Some records:

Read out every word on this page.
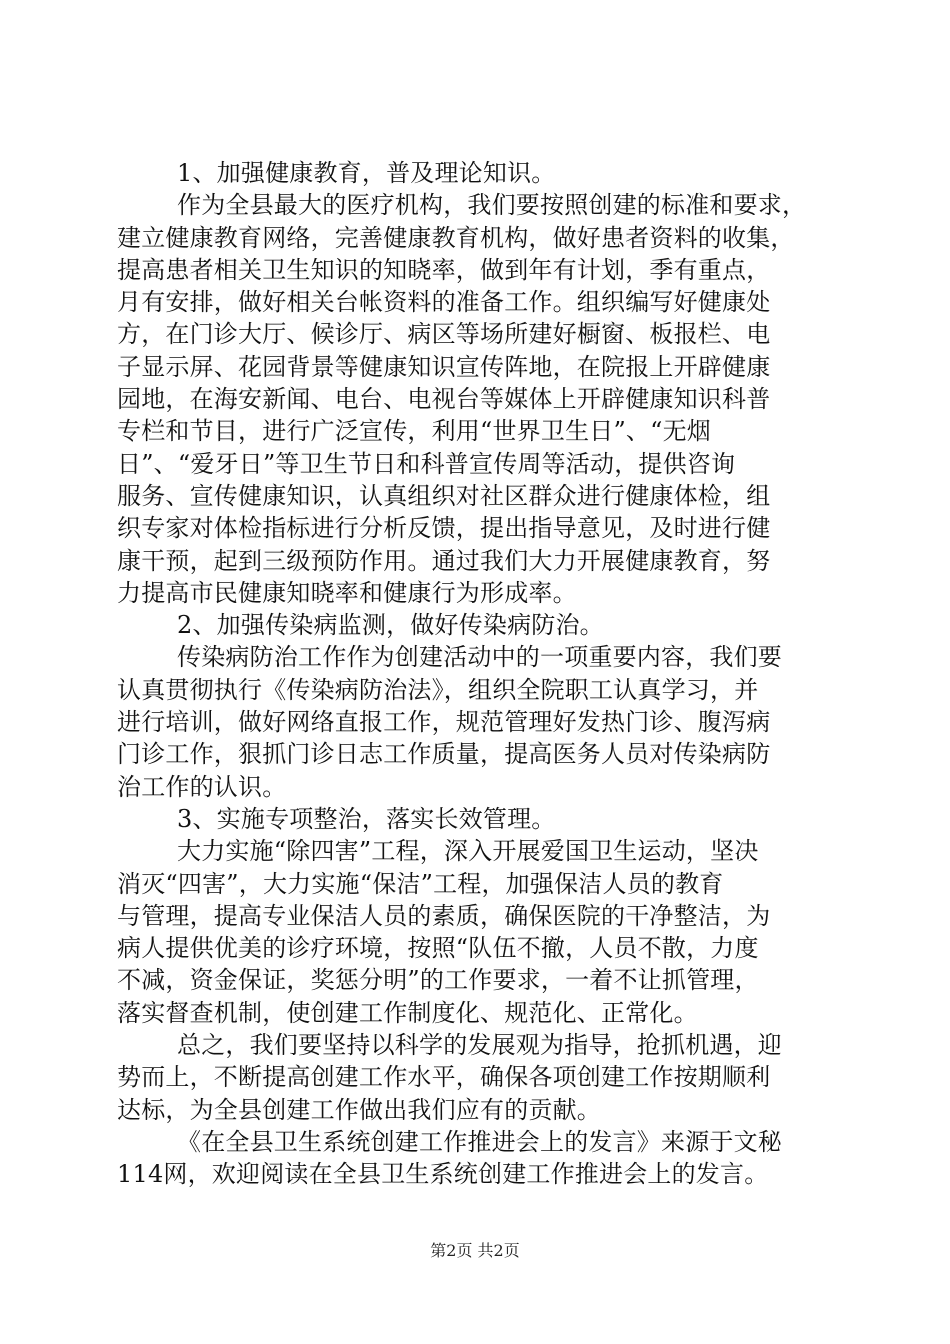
1、加强健康教育，普及理论知识。
作为全县最大的医疗机构，我们要按照创建的标准和要求，
建立健康教育网络，完善健康教育机构，做好患者资料的收集，
提高患者相关卫生知识的知晓率，做到年有计划，季有重点，
月有安排，做好相关台帐资料的准备工作。组织编写好健康处
方，在门诊大厅、候诊厅、病区等场所建好橱窗、板报栏、电
子显示屏、花园背景等健康知识宣传阵地，在院报上开辟健康
园地，在海安新闻、电台、电视台等媒体上开辟健康知识科普
专栏和节目，进行广泛宣传，利用“世界卫生日”、“无烟
日”、“爱牙日”等卫生节日和科普宣传周等活动，提供咨询
服务、宣传健康知识，认真组织对社区群众进行健康体检，组
织专家对体检指标进行分析反馈，提出指导意见，及时进行健
康干预，起到三级预防作用。通过我们大力开展健康教育，努
力提高市民健康知晓率和健康行为形成率。
2、加强传染病监测，做好传染病防治。
传染病防治工作作为创建活动中的一项重要内容，我们要
认真贯彻执行《传染病防治法》，组织全院职工认真学习，并
进行培训，做好网络直报工作，规范管理好发热门诊、腹泻病
门诊工作，狠抓门诊日志工作质量，提高医务人员对传染病防
治工作的认识。
3、实施专项整治，落实长效管理。
大力实施“除四害”工程，深入开展爱国卫生运动，坚决
消灭“四害”，大力实施“保洁”工程，加强保洁人员的教育
与管理，提高专业保洁人员的素质，确保医院的干净整洁，为
病人提供优美的诊疗环境，按照“队伍不撤，人员不散，力度
不减，资金保证，奖惩分明”的工作要求，一着不让抓管理，
落实督查机制，使创建工作制度化、规范化、正常化。
总之，我们要坚持以科学的发展观为指导，抢抓机遇，迎
势而上，不断提高创建工作水平，确保各项创建工作按期顺利
达标，为全县创建工作做出我们应有的贡献。
《在全县卫生系统创建工作推进会上的发言》来源于文秘
114网，欢迎阅读在全县卫生系统创建工作推进会上的发言。
第2页 共2页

▶ _PROBLEM STATEMENT_: Each entry shown above must be quoted exactly, with its pictures left out.

▶ _RESPONSE FOR THIS EXERCISE_:
Read out every word on this page.
1、加强健康教育，普及理论知识。
作为全县最大的医疗机构，我们要按照创建的标准和要求，
建立健康教育网络，完善健康教育机构，做好患者资料的收集，
提高患者相关卫生知识的知晓率，做到年有计划，季有重点，
月有安排，做好相关台帐资料的准备工作。组织编写好健康处
方，在门诊大厅、候诊厅、病区等场所建好橱窗、板报栏、电
子显示屏、花园背景等健康知识宣传阵地，在院报上开辟健康
园地，在海安新闻、电台、电视台等媒体上开辟健康知识科普
专栏和节目，进行广泛宣传，利用“世界卫生日”、“无烟
日”、“爱牙日”等卫生节日和科普宣传周等活动，提供咨询
服务、宣传健康知识，认真组织对社区群众进行健康体检，组
织专家对体检指标进行分析反馈，提出指导意见，及时进行健
康干预，起到三级预防作用。通过我们大力开展健康教育，努
力提高市民健康知晓率和健康行为形成率。
2、加强传染病监测，做好传染病防治。
传染病防治工作作为创建活动中的一项重要内容，我们要
认真贯彻执行《传染病防治法》，组织全院职工认真学习，并
进行培训，做好网络直报工作，规范管理好发热门诊、腹泻病
门诊工作，狠抓门诊日志工作质量，提高医务人员对传染病防
治工作的认识。
3、实施专项整治，落实长效管理。
大力实施“除四害”工程，深入开展爱国卫生运动，坚决
消灭“四害”，大力实施“保洁”工程，加强保洁人员的教育
与管理，提高专业保洁人员的素质，确保医院的干净整洁，为
病人提供优美的诊疗环境，按照“队伍不撤，人员不散，力度
不减，资金保证，奖惩分明”的工作要求，一着不让抓管理，
落实督查机制，使创建工作制度化、规范化、正常化。
总之，我们要坚持以科学的发展观为指导，抢抓机遇，迎
势而上，不断提高创建工作水平，确保各项创建工作按期顺利
达标，为全县创建工作做出我们应有的贡献。
《在全县卫生系统创建工作推进会上的发言》来源于文秘
114网，欢迎阅读在全县卫生系统创建工作推进会上的发言。
第2页 共2页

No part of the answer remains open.